— BEGIN —

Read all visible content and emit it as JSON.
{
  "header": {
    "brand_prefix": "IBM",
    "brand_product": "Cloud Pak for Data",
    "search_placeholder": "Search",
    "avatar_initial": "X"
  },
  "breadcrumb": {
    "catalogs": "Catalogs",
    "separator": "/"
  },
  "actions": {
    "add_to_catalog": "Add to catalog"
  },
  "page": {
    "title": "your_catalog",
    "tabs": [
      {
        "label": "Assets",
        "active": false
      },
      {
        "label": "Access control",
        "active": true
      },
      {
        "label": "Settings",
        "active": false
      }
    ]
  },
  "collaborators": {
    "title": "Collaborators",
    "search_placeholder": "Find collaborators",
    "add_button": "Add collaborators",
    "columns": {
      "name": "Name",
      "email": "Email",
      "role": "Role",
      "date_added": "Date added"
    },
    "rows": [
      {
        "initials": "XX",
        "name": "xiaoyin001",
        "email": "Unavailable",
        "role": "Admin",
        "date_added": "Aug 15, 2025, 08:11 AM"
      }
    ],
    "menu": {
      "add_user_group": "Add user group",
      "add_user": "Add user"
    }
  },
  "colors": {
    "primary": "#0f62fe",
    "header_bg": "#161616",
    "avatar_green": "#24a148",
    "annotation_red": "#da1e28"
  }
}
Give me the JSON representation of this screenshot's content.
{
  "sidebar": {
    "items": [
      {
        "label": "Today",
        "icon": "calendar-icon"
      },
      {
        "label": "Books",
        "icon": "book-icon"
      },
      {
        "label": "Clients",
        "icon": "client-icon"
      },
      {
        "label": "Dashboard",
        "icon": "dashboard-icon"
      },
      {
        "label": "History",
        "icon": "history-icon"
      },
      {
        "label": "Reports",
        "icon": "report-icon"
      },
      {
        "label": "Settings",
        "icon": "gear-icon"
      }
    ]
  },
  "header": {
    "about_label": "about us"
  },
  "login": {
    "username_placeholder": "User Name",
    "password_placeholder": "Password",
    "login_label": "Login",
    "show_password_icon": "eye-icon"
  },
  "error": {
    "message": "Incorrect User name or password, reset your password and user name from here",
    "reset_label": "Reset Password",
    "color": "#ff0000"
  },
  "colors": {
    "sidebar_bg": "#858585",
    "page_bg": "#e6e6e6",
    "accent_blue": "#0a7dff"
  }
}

— END —

[PROBLEM]
Copy every line of the listing that contains the word "content".

[RESPONSE TO THIS TASK]
Read all visible content and emit it as JSON.
Give me the JSON representation of this screenshot's content.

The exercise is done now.